| Task instructions |
Each record below is to be set down again precisely.

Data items
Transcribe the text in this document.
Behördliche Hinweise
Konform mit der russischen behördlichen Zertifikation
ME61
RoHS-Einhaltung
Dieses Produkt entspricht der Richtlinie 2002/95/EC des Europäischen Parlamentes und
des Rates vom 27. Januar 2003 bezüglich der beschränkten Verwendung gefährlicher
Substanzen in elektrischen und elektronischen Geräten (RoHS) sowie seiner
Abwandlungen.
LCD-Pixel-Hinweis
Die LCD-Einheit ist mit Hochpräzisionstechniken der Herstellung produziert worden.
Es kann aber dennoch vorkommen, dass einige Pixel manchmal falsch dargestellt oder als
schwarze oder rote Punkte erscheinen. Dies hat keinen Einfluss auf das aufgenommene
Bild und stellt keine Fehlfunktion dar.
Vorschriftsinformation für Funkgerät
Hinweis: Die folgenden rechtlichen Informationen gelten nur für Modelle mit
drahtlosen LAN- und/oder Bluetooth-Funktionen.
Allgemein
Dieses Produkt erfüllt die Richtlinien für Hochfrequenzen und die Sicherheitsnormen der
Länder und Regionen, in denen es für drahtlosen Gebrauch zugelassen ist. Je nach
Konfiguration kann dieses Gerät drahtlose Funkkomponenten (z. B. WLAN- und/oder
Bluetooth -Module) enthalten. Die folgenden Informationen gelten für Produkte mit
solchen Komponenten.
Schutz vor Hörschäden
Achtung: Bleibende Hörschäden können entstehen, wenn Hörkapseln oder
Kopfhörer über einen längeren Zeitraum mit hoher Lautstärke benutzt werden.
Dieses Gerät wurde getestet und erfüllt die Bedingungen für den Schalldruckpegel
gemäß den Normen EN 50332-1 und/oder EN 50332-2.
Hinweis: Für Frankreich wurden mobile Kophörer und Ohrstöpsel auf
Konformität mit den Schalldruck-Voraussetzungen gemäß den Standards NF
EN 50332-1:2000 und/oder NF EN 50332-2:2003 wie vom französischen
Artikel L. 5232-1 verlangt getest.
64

| Result of the exercise |
Transcribe the text in this document.
Behördliche Hinweise
Konform mit der russischen behördlichen Zertifikation
ME61
RoHS-Einhaltung
Dieses Produkt entspricht der Richtlinie 2002/95/EC des Europäischen Parlamentes und
des Rates vom 27. Januar 2003 bezüglich der beschränkten Verwendung gefährlicher
Substanzen in elektrischen und elektronischen Geräten (RoHS) sowie seiner
Abwandlungen.
LCD-Pixel-Hinweis
Die LCD-Einheit ist mit Hochpräzisionstechniken der Herstellung produziert worden.
Es kann aber dennoch vorkommen, dass einige Pixel manchmal falsch dargestellt oder als
schwarze oder rote Punkte erscheinen. Dies hat keinen Einfluss auf das aufgenommene
Bild und stellt keine Fehlfunktion dar.
Vorschriftsinformation für Funkgerät
Hinweis: Die folgenden rechtlichen Informationen gelten nur für Modelle mit
drahtlosen LAN- und/oder Bluetooth-Funktionen.
Allgemein
Dieses Produkt erfüllt die Richtlinien für Hochfrequenzen und die Sicherheitsnormen der
Länder und Regionen, in denen es für drahtlosen Gebrauch zugelassen ist. Je nach
Konfiguration kann dieses Gerät drahtlose Funkkomponenten (z. B. WLAN- und/oder
Bluetooth -Module) enthalten. Die folgenden Informationen gelten für Produkte mit
solchen Komponenten.
Schutz vor Hörschäden
Achtung: Bleibende Hörschäden können entstehen, wenn Hörkapseln oder
Kopfhörer über einen längeren Zeitraum mit hoher Lautstärke benutzt werden.
Dieses Gerät wurde getestet und erfüllt die Bedingungen für den Schalldruckpegel
gemäß den Normen EN 50332-1 und/oder EN 50332-2.
Hinweis: Für Frankreich wurden mobile Kophörer und Ohrstöpsel auf
Konformität mit den Schalldruck-Voraussetzungen gemäß den Standards NF
EN 50332-1:2000 und/oder NF EN 50332-2:2003 wie vom französischen
Artikel L. 5232-1 verlangt getest.
64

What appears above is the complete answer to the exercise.